AIM
Among the entries, which lines carry the string "General"? Copy each of them.

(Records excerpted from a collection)
+ + +

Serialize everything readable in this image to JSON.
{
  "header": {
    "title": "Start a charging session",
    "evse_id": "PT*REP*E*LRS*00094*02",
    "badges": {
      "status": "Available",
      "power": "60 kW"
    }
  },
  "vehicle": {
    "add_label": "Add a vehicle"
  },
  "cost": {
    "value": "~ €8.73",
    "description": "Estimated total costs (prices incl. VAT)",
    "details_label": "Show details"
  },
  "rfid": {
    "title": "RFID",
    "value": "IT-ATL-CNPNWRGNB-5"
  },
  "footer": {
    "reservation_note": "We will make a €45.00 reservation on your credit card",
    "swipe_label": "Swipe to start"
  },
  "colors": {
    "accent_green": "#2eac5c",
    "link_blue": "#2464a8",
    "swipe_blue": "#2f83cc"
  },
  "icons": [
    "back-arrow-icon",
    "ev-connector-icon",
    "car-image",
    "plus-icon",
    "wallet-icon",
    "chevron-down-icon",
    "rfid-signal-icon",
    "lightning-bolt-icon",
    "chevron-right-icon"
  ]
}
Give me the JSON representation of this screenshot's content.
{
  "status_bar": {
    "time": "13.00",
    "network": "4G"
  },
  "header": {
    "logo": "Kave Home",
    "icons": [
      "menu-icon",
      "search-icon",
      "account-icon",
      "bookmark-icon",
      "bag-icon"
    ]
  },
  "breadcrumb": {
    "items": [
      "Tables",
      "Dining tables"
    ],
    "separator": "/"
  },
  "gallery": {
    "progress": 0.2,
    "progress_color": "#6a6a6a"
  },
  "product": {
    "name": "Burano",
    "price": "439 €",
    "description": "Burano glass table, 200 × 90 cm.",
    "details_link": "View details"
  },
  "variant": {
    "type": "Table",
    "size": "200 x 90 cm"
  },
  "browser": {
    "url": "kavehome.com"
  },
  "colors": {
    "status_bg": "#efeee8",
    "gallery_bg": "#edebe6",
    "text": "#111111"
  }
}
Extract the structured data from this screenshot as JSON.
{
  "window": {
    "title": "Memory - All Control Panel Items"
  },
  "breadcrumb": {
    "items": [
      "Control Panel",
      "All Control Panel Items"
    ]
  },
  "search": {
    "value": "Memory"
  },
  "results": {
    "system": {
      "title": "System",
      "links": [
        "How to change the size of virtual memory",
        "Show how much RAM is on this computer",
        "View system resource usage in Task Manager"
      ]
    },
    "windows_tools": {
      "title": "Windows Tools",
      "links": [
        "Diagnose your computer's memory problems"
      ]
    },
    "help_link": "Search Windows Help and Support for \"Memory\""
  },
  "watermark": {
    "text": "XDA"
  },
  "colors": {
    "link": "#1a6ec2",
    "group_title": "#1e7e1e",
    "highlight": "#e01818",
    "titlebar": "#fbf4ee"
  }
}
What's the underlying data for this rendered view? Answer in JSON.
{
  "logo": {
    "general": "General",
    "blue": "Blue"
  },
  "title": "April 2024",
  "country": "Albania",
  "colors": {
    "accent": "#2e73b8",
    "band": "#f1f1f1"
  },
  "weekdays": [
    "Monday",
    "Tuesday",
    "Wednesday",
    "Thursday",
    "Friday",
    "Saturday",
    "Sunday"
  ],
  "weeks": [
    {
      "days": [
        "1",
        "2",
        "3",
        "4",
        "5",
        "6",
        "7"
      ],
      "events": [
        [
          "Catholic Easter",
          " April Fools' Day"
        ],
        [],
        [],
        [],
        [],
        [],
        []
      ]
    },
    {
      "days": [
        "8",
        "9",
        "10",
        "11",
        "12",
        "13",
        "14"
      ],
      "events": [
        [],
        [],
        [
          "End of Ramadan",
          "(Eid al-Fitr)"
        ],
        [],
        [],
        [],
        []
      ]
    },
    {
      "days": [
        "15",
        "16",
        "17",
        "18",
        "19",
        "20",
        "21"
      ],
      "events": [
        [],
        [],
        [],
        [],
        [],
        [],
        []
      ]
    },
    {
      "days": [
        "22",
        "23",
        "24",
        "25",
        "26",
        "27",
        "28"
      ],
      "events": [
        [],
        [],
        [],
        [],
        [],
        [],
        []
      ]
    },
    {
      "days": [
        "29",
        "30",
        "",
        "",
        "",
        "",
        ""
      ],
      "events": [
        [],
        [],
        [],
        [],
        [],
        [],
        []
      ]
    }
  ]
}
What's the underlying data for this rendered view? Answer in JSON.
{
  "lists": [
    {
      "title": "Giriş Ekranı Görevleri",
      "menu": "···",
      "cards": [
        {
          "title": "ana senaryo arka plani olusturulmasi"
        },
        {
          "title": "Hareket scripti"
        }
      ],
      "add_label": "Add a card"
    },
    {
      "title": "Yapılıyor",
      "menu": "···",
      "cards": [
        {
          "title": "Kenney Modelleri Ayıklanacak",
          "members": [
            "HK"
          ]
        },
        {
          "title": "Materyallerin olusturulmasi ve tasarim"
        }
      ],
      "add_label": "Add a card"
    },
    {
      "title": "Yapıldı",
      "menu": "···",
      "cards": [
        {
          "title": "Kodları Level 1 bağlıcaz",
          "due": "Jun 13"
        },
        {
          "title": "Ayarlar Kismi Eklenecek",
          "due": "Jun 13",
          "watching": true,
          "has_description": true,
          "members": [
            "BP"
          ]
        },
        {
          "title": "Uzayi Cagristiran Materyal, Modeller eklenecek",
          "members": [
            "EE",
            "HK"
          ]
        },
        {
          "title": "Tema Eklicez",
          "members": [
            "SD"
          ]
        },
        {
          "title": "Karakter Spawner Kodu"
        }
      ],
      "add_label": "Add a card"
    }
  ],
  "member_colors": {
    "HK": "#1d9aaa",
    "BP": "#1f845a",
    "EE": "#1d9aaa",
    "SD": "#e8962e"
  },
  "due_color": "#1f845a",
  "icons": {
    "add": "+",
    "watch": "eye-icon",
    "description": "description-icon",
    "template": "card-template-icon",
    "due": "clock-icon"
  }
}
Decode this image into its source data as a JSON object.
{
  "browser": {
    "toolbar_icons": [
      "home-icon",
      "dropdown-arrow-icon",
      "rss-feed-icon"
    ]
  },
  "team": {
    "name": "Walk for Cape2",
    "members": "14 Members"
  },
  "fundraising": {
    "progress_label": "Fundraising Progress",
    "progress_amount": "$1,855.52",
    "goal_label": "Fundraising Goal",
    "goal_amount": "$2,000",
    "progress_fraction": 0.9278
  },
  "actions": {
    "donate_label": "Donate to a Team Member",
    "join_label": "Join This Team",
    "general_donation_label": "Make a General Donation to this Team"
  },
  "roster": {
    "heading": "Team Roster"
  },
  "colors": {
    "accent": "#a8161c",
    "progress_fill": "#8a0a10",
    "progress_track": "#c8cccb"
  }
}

+ + +

EXERCISE SOLUTION
    "general": "General",
    "general_donation_label": "Make a General Donation to this Team"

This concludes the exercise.